* **Given exercise**
Lines that include the word "FTSW" are the ones to copy.

** START **

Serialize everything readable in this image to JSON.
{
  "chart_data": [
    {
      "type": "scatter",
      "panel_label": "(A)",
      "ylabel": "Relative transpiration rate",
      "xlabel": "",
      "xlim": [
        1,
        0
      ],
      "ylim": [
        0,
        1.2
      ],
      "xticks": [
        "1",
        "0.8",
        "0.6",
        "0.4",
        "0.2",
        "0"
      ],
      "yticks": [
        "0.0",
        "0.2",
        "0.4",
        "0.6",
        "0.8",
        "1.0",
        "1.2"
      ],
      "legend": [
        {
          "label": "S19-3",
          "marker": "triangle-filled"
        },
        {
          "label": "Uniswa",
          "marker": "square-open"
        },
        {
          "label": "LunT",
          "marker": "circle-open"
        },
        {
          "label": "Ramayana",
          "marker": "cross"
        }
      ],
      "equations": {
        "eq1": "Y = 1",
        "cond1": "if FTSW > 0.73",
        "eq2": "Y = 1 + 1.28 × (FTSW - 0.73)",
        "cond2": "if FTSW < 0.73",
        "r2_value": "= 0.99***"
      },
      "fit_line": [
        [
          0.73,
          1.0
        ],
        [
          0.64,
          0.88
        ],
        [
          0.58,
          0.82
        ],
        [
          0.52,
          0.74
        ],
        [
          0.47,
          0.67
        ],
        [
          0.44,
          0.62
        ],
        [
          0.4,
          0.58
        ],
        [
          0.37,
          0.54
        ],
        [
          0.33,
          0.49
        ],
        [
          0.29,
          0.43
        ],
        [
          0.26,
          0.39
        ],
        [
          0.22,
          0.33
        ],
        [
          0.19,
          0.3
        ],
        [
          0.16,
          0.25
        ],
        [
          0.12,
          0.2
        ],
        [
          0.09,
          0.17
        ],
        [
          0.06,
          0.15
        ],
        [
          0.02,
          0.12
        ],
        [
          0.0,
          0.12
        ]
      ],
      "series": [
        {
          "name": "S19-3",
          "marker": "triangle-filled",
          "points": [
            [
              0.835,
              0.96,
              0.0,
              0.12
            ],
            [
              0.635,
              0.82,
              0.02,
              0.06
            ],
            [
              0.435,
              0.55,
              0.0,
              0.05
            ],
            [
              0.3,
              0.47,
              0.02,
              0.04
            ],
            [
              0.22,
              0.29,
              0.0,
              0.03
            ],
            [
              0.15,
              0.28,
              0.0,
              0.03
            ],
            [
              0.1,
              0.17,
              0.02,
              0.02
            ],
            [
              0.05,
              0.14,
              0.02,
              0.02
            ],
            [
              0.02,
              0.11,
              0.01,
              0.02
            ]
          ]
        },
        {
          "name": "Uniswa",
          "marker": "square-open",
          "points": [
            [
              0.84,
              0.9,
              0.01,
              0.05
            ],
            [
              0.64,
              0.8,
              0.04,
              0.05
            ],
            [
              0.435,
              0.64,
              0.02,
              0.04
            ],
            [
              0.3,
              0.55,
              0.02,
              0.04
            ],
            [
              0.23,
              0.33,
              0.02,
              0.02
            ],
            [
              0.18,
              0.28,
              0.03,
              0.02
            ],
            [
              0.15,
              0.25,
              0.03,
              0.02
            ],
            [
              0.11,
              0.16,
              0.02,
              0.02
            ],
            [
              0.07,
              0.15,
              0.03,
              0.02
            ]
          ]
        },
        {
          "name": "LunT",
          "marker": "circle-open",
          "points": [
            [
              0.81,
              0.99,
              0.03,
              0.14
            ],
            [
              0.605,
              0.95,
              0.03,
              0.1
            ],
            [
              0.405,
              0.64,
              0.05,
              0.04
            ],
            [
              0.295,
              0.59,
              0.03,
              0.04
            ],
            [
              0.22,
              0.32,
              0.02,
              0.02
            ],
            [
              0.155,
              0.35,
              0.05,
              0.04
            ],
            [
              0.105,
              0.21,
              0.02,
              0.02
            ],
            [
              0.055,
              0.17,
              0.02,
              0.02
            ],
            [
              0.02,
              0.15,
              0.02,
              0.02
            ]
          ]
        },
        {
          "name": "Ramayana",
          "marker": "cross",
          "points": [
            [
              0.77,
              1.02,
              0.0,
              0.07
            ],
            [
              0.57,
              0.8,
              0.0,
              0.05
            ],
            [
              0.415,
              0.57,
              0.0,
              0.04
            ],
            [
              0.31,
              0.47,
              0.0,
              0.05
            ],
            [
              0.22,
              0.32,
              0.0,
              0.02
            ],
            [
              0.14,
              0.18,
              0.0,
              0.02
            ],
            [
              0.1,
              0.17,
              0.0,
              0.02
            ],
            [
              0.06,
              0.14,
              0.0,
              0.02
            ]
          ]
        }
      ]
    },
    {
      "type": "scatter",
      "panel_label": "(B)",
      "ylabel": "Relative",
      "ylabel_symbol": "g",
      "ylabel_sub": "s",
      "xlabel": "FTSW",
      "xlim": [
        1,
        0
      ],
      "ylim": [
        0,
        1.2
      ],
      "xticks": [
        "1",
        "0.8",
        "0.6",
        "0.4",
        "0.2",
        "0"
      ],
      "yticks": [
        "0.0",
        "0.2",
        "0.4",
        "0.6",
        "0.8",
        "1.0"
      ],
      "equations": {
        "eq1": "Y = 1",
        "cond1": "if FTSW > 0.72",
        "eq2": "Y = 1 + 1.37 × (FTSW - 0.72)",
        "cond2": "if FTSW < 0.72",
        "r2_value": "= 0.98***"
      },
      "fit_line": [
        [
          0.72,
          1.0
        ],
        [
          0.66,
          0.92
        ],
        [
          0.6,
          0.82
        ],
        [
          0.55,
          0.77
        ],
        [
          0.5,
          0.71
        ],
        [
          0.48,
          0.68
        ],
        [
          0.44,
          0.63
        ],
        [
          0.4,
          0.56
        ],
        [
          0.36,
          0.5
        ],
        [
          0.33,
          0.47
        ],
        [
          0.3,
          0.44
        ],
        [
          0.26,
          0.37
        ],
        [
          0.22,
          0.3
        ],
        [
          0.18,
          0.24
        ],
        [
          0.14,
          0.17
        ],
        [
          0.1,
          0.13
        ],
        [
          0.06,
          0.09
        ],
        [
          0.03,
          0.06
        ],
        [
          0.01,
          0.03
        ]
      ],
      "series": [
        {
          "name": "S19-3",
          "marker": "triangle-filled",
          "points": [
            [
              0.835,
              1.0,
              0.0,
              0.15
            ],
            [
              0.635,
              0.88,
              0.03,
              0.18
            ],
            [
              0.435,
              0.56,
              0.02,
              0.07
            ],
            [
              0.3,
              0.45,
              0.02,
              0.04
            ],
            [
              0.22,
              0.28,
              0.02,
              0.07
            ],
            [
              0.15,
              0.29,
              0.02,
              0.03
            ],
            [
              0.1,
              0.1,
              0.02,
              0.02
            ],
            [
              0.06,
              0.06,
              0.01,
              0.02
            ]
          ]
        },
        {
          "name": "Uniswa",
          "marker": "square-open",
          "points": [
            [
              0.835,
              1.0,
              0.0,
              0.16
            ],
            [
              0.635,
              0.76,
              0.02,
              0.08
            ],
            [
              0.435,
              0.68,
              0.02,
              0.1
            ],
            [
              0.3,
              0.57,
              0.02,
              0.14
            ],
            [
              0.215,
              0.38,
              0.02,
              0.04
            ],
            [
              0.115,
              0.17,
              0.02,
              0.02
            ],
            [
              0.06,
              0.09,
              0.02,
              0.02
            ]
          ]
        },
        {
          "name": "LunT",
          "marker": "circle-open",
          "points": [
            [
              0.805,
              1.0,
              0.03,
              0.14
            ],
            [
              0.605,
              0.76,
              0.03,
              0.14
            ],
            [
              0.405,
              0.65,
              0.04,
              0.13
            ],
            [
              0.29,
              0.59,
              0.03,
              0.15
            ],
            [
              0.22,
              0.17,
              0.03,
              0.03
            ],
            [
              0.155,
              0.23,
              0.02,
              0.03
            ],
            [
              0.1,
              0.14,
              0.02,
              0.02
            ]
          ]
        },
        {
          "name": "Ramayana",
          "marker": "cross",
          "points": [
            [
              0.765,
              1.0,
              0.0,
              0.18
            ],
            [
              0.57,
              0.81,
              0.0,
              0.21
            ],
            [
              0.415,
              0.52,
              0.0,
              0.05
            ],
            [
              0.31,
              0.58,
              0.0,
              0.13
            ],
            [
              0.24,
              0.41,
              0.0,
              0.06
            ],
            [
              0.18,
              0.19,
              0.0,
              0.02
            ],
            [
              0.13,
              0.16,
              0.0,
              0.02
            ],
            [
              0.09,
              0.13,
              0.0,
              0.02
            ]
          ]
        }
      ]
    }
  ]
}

** END **

* **Result**
        "cond1": "if FTSW > 0.73",
        "eq2": "Y = 1 + 1.28 × (FTSW - 0.73)",
        "cond2": "if FTSW < 0.73",
      "xlabel": "FTSW",
        "cond1": "if FTSW > 0.72",
        "eq2": "Y = 1 + 1.37 × (FTSW - 0.72)",
        "cond2": "if FTSW < 0.72",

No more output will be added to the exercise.